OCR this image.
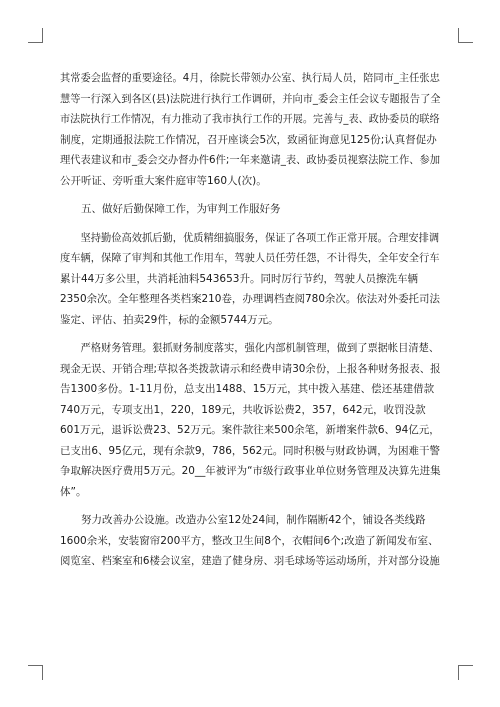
其常委会监督的重要途径。4月，徐院长带领办公室、执行局人员，陪同市_主任张忠
慧等一行深入到各区(县)法院进行执行工作调研，并向市_委会主任会议专题报告了全
市法院执行工作情况，有力推动了我市执行工作的开展。完善与_表、政协委员的联络
制度，定期通报法院工作情况，召开座谈会5次，致函征询意见125份;认真督促办
理代表建议和市_委会交办督办件6件;一年来邀请_表、政协委员视察法院工作、参加
公开听证、旁听重大案件庭审等160人(次)。
五、做好后勤保障工作，为审判工作服好务
坚持勤俭高效抓后勤，优质精细搞服务，保证了各项工作正常开展。合理安排调
度车辆，保障了审判和其他工作用车，驾驶人员任劳任怨，不计得失，全年安全行车
累计44万多公里，共消耗油料543653升。同时厉行节约，驾驶人员擦洗车辆
2350余次。全年整理各类档案210卷，办理调档查阅780余次。依法对外委托司法
鉴定、评估、拍卖29件，标的金额5744万元。
严格财务管理。狠抓财务制度落实，强化内部机制管理，做到了票据帐目清楚、
现金无误、开销合理;草拟各类拨款请示和经费申请30余份，上报各种财务报表、报
告1300多份。1-11月份，总支出1488、15万元，其中拨入基建、偿还基建借款
740万元，专项支出1，220，189元，共收诉讼费2，357，642元，收罚没款
601万元，退诉讼费23、52万元。案件款往来500余笔，新增案件款6、94亿元，
已支出6、95亿元，现有余款9，786，562元。同时积极与财政协调，为困难干警
争取解决医疗费用5万元。20__年被评为“市级行政事业单位财务管理及决算先进集
体”。
努力改善办公设施。改造办公室12处24间，制作隔断42个，铺设各类线路
1600余米，安装窗帘200平方，整改卫生间8个，衣帽间6个;改造了新闻发布室、
阅览室、档案室和6楼会议室，建造了健身房、羽毛球场等运动场所，并对部分设施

▶ Exercise description
Extract the full listing above verbatim; pictures are to be left out of the copy.

▶ Correct response
OCR this image.
其常委会监督的重要途径。4月，徐院长带领办公室、执行局人员，陪同市_主任张忠
慧等一行深入到各区(县)法院进行执行工作调研，并向市_委会主任会议专题报告了全
市法院执行工作情况，有力推动了我市执行工作的开展。完善与_表、政协委员的联络
制度，定期通报法院工作情况，召开座谈会5次，致函征询意见125份;认真督促办
理代表建议和市_委会交办督办件6件;一年来邀请_表、政协委员视察法院工作、参加
公开听证、旁听重大案件庭审等160人(次)。
五、做好后勤保障工作，为审判工作服好务
坚持勤俭高效抓后勤，优质精细搞服务，保证了各项工作正常开展。合理安排调
度车辆，保障了审判和其他工作用车，驾驶人员任劳任怨，不计得失，全年安全行车
累计44万多公里，共消耗油料543653升。同时厉行节约，驾驶人员擦洗车辆
2350余次。全年整理各类档案210卷，办理调档查阅780余次。依法对外委托司法
鉴定、评估、拍卖29件，标的金额5744万元。
严格财务管理。狠抓财务制度落实，强化内部机制管理，做到了票据帐目清楚、
现金无误、开销合理;草拟各类拨款请示和经费申请30余份，上报各种财务报表、报
告1300多份。1-11月份，总支出1488、15万元，其中拨入基建、偿还基建借款
740万元，专项支出1，220，189元，共收诉讼费2，357，642元，收罚没款
601万元，退诉讼费23、52万元。案件款往来500余笔，新增案件款6、94亿元，
已支出6、95亿元，现有余款9，786，562元。同时积极与财政协调，为困难干警
争取解决医疗费用5万元。20__年被评为“市级行政事业单位财务管理及决算先进集
体”。
努力改善办公设施。改造办公室12处24间，制作隔断42个，铺设各类线路
1600余米，安装窗帘200平方，整改卫生间8个，衣帽间6个;改造了新闻发布室、
阅览室、档案室和6楼会议室，建造了健身房、羽毛球场等运动场所，并对部分设施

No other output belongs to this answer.